= RECORDS FOR THE EXERCISE =
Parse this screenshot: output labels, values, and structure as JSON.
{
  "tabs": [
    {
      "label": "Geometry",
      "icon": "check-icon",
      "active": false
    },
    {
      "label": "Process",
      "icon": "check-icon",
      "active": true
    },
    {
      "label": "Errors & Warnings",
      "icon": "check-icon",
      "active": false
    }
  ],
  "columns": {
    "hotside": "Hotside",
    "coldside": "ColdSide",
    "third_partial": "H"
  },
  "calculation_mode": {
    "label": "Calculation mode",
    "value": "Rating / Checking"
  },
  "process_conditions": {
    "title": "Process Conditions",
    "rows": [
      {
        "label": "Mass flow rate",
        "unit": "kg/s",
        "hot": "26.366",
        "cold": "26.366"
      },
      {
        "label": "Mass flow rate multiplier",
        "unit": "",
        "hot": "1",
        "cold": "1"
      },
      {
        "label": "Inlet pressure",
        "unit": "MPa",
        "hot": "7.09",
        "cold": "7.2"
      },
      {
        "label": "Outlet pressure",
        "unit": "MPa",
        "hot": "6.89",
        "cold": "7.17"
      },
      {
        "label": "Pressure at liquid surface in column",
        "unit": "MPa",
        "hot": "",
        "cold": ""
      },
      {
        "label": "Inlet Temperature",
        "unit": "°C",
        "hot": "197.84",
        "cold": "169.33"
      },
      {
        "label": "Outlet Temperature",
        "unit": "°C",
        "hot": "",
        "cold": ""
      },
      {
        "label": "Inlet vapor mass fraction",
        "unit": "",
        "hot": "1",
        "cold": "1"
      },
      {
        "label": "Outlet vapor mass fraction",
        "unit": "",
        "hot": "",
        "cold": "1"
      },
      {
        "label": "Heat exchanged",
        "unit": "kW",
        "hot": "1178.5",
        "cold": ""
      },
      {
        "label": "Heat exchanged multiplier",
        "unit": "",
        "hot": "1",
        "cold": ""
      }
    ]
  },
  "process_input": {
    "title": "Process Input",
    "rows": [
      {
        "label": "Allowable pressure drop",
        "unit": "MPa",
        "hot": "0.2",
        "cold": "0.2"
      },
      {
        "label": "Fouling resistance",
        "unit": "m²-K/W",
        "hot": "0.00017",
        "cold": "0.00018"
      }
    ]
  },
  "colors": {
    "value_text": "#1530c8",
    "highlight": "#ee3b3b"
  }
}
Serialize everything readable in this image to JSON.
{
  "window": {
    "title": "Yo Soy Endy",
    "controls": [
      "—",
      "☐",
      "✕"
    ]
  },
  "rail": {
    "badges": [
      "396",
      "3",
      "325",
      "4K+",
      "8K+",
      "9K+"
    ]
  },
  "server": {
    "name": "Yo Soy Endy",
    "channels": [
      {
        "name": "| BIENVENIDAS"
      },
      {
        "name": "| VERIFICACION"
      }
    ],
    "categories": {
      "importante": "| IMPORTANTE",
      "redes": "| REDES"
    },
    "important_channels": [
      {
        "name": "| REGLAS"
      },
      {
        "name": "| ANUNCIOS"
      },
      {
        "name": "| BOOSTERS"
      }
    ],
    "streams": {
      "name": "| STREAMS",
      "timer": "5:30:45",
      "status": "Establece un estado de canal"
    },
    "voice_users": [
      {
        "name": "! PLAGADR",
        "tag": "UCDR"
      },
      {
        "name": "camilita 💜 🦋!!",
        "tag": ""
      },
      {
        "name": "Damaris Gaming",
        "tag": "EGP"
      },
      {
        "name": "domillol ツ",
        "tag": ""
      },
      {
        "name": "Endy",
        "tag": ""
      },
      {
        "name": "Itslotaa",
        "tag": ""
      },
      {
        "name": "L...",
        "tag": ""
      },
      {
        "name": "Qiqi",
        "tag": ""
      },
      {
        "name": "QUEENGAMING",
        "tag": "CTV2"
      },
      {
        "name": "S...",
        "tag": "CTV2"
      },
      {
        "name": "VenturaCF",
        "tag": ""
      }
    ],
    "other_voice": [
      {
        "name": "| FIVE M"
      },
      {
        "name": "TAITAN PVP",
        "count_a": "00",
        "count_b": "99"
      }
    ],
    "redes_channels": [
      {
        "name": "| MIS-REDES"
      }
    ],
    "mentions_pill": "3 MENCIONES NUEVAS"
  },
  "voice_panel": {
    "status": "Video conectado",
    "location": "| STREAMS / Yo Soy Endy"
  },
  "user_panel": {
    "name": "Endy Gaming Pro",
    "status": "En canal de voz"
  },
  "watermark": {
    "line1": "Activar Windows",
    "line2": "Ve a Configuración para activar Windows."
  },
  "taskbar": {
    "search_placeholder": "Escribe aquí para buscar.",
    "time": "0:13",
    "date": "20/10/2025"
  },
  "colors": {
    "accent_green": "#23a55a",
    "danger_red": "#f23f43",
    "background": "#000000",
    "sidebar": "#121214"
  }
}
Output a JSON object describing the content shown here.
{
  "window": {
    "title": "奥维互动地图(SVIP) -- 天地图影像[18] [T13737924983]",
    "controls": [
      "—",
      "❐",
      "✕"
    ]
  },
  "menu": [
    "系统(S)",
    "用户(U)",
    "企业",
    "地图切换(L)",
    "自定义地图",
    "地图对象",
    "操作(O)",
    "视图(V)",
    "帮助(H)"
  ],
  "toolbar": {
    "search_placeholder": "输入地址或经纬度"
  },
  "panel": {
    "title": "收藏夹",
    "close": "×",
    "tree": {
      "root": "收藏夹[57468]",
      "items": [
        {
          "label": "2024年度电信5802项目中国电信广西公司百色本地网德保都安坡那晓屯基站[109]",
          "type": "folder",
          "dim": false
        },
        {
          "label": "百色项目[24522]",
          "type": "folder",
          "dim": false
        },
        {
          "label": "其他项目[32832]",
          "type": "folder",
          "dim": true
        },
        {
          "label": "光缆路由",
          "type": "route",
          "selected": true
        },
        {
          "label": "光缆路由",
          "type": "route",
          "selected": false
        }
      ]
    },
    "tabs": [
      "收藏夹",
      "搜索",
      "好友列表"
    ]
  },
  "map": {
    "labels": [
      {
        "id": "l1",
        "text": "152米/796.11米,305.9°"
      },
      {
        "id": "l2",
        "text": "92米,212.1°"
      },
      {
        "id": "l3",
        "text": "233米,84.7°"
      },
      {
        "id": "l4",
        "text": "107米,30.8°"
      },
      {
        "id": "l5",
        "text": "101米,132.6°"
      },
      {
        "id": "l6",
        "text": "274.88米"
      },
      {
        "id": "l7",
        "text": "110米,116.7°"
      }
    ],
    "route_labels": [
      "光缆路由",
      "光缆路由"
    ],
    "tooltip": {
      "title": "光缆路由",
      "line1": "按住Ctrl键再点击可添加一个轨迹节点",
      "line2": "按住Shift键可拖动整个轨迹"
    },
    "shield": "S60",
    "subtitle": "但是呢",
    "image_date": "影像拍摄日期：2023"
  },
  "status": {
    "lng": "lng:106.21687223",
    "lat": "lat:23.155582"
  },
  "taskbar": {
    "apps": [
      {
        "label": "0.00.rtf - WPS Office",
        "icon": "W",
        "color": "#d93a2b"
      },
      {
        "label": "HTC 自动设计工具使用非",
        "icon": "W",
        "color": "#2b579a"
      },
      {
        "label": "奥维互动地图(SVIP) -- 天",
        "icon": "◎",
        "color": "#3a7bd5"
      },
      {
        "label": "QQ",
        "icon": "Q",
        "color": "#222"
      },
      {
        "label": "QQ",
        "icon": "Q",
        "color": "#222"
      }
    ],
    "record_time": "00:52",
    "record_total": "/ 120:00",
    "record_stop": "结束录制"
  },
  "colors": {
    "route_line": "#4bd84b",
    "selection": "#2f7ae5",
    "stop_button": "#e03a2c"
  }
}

= WHAT IS EXPECTED =
Quote each line of the listing above exactly.

= REPLY TO THE EXERCISE =
Parse this screenshot: output labels, values, and structure as JSON.
{
  "tabs": [
    {
      "label": "Geometry",
      "icon": "check-icon",
      "active": false
    },
    {
      "label": "Process",
      "icon": "check-icon",
      "active": true
    },
    {
      "label": "Errors & Warnings",
      "icon": "check-icon",
      "active": false
    }
  ],
  "columns": {
    "hotside": "Hotside",
    "coldside": "ColdSide",
    "third_partial": "H"
  },
  "calculation_mode": {
    "label": "Calculation mode",
    "value": "Rating / Checking"
  },
  "process_conditions": {
    "title": "Process Conditions",
    "rows": [
      {
        "label": "Mass flow rate",
        "unit": "kg/s",
        "hot": "26.366",
        "cold": "26.366"
      },
      {
        "label": "Mass flow rate multiplier",
        "unit": "",
        "hot": "1",
        "cold": "1"
      },
      {
        "label": "Inlet pressure",
        "unit": "MPa",
        "hot": "7.09",
        "cold": "7.2"
      },
      {
        "label": "Outlet pressure",
        "unit": "MPa",
        "hot": "6.89",
        "cold": "7.17"
      },
      {
        "label": "Pressure at liquid surface in column",
        "unit": "MPa",
        "hot": "",
        "cold": ""
      },
      {
        "label": "Inlet Temperature",
        "unit": "°C",
        "hot": "197.84",
        "cold": "169.33"
      },
      {
        "label": "Outlet Temperature",
        "unit": "°C",
        "hot": "",
        "cold": ""
      },
      {
        "label": "Inlet vapor mass fraction",
        "unit": "",
        "hot": "1",
        "cold": "1"
      },
      {
        "label": "Outlet vapor mass fraction",
        "unit": "",
        "hot": "",
        "cold": "1"
      },
      {
        "label": "Heat exchanged",
        "unit": "kW",
        "hot": "1178.5",
        "cold": ""
      },
      {
        "label": "Heat exchanged multiplier",
        "unit": "",
        "hot": "1",
        "cold": ""
      }
    ]
  },
  "process_input": {
    "title": "Process Input",
    "rows": [
      {
        "label": "Allowable pressure drop",
        "unit": "MPa",
        "hot": "0.2",
        "cold": "0.2"
      },
      {
        "label": "Fouling resistance",
        "unit": "m²-K/W",
        "hot": "0.00017",
        "cold": "0.00018"
      }
    ]
  },
  "colors": {
    "value_text": "#1530c8",
    "highlight": "#ee3b3b"
  }
}
Serialize everything readable in this image to JSON.
{
  "window": {
    "title": "Yo Soy Endy",
    "controls": [
      "—",
      "☐",
      "✕"
    ]
  },
  "rail": {
    "badges": [
      "396",
      "3",
      "325",
      "4K+",
      "8K+",
      "9K+"
    ]
  },
  "server": {
    "name": "Yo Soy Endy",
    "channels": [
      {
        "name": "| BIENVENIDAS"
      },
      {
        "name": "| VERIFICACION"
      }
    ],
    "categories": {
      "importante": "| IMPORTANTE",
      "redes": "| REDES"
    },
    "important_channels": [
      {
        "name": "| REGLAS"
      },
      {
        "name": "| ANUNCIOS"
      },
      {
        "name": "| BOOSTERS"
      }
    ],
    "streams": {
      "name": "| STREAMS",
      "timer": "5:30:45",
      "status": "Establece un estado de canal"
    },
    "voice_users": [
      {
        "name": "! PLAGADR",
        "tag": "UCDR"
      },
      {
        "name": "camilita 💜 🦋!!",
        "tag": ""
      },
      {
        "name": "Damaris Gaming",
        "tag": "EGP"
      },
      {
        "name": "domillol ツ",
        "tag": ""
      },
      {
        "name": "Endy",
        "tag": ""
      },
      {
        "name": "Itslotaa",
        "tag": ""
      },
      {
        "name": "L...",
        "tag": ""
      },
      {
        "name": "Qiqi",
        "tag": ""
      },
      {
        "name": "QUEENGAMING",
        "tag": "CTV2"
      },
      {
        "name": "S...",
        "tag": "CTV2"
      },
      {
        "name": "VenturaCF",
        "tag": ""
      }
    ],
    "other_voice": [
      {
        "name": "| FIVE M"
      },
      {
        "name": "TAITAN PVP",
        "count_a": "00",
        "count_b": "99"
      }
    ],
    "redes_channels": [
      {
        "name": "| MIS-REDES"
      }
    ],
    "mentions_pill": "3 MENCIONES NUEVAS"
  },
  "voice_panel": {
    "status": "Video conectado",
    "location": "| STREAMS / Yo Soy Endy"
  },
  "user_panel": {
    "name": "Endy Gaming Pro",
    "status": "En canal de voz"
  },
  "watermark": {
    "line1": "Activar Windows",
    "line2": "Ve a Configuración para activar Windows."
  },
  "taskbar": {
    "search_placeholder": "Escribe aquí para buscar.",
    "time": "0:13",
    "date": "20/10/2025"
  },
  "colors": {
    "accent_green": "#23a55a",
    "danger_red": "#f23f43",
    "background": "#000000",
    "sidebar": "#121214"
  }
}
Output a JSON object describing the content shown here.
{
  "window": {
    "title": "奥维互动地图(SVIP) -- 天地图影像[18] [T13737924983]",
    "controls": [
      "—",
      "❐",
      "✕"
    ]
  },
  "menu": [
    "系统(S)",
    "用户(U)",
    "企业",
    "地图切换(L)",
    "自定义地图",
    "地图对象",
    "操作(O)",
    "视图(V)",
    "帮助(H)"
  ],
  "toolbar": {
    "search_placeholder": "输入地址或经纬度"
  },
  "panel": {
    "title": "收藏夹",
    "close": "×",
    "tree": {
      "root": "收藏夹[57468]",
      "items": [
        {
          "label": "2024年度电信5802项目中国电信广西公司百色本地网德保都安坡那晓屯基站[109]",
          "type": "folder",
          "dim": false
        },
        {
          "label": "百色项目[24522]",
          "type": "folder",
          "dim": false
        },
        {
          "label": "其他项目[32832]",
          "type": "folder",
          "dim": true
        },
        {
          "label": "光缆路由",
          "type": "route",
          "selected": true
        },
        {
          "label": "光缆路由",
          "type": "route",
          "selected": false
        }
      ]
    },
    "tabs": [
      "收藏夹",
      "搜索",
      "好友列表"
    ]
  },
  "map": {
    "labels": [
      {
        "id": "l1",
        "text": "152米/796.11米,305.9°"
      },
      {
        "id": "l2",
        "text": "92米,212.1°"
      },
      {
        "id": "l3",
        "text": "233米,84.7°"
      },
      {
        "id": "l4",
        "text": "107米,30.8°"
      },
      {
        "id": "l5",
        "text": "101米,132.6°"
      },
      {
        "id": "l6",
        "text": "274.88米"
      },
      {
        "id": "l7",
        "text": "110米,116.7°"
      }
    ],
    "route_labels": [
      "光缆路由",
      "光缆路由"
    ],
    "tooltip": {
      "title": "光缆路由",
      "line1": "按住Ctrl键再点击可添加一个轨迹节点",
      "line2": "按住Shift键可拖动整个轨迹"
    },
    "shield": "S60",
    "subtitle": "但是呢",
    "image_date": "影像拍摄日期：2023"
  },
  "status": {
    "lng": "lng:106.21687223",
    "lat": "lat:23.155582"
  },
  "taskbar": {
    "apps": [
      {
        "label": "0.00.rtf - WPS Office",
        "icon": "W",
        "color": "#d93a2b"
      },
      {
        "label": "HTC 自动设计工具使用非",
        "icon": "W",
        "color": "#2b579a"
      },
      {
        "label": "奥维互动地图(SVIP) -- 天",
        "icon": "◎",
        "color": "#3a7bd5"
      },
      {
        "label": "QQ",
        "icon": "Q",
        "color": "#222"
      },
      {
        "label": "QQ",
        "icon": "Q",
        "color": "#222"
      }
    ],
    "record_time": "00:52",
    "record_total": "/ 120:00",
    "record_stop": "结束录制"
  },
  "colors": {
    "route_line": "#4bd84b",
    "selection": "#2f7ae5",
    "stop_button": "#e03a2c"
  }
}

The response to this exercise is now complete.